------ Dataset records ------

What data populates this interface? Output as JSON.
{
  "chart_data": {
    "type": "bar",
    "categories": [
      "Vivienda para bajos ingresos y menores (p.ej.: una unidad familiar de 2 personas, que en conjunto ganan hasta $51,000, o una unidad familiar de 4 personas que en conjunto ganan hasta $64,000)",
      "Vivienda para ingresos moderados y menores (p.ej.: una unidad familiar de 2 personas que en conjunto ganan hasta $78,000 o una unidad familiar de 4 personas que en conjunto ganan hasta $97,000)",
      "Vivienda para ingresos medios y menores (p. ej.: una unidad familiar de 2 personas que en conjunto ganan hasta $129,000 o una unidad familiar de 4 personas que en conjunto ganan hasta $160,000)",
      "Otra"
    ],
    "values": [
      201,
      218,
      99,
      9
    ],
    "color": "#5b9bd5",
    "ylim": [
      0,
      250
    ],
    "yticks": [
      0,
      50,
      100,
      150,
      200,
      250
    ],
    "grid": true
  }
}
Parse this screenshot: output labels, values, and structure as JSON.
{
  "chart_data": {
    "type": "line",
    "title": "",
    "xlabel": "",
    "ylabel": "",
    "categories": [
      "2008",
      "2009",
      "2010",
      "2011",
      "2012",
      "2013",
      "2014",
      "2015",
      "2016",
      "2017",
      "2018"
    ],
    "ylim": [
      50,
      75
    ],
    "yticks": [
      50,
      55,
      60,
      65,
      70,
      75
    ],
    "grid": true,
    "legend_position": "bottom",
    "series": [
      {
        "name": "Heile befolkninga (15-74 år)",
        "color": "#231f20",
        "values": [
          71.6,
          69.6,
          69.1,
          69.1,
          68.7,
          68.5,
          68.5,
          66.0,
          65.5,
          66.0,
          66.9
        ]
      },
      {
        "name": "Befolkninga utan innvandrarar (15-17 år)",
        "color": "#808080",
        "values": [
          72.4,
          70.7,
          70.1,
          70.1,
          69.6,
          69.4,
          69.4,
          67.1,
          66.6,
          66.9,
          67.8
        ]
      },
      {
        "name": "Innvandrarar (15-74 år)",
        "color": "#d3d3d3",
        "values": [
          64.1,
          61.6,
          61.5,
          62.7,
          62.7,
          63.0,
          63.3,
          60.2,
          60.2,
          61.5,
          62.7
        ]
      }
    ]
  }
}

------

> **Exercise directions**
List all lines from the entries that include the word "menores".

> **Answer to this task**
      "Vivienda para bajos ingresos y menores (p.ej.: una unidad familiar de 2 personas, que en conjunto ganan hasta $51,000, o una unidad familiar de 4 personas que en conjunto ganan hasta $64,000)",
      "Vivienda para ingresos moderados y menores (p.ej.: una unidad familiar de 2 personas que en conjunto ganan hasta $78,000 o una unidad familiar de 4 personas que en conjunto ganan hasta $97,000)",
      "Vivienda para ingresos medios y menores (p. ej.: una unidad familiar de 2 personas que en conjunto ganan hasta $129,000 o una unidad familiar de 4 personas que en conjunto ganan hasta $160,000)",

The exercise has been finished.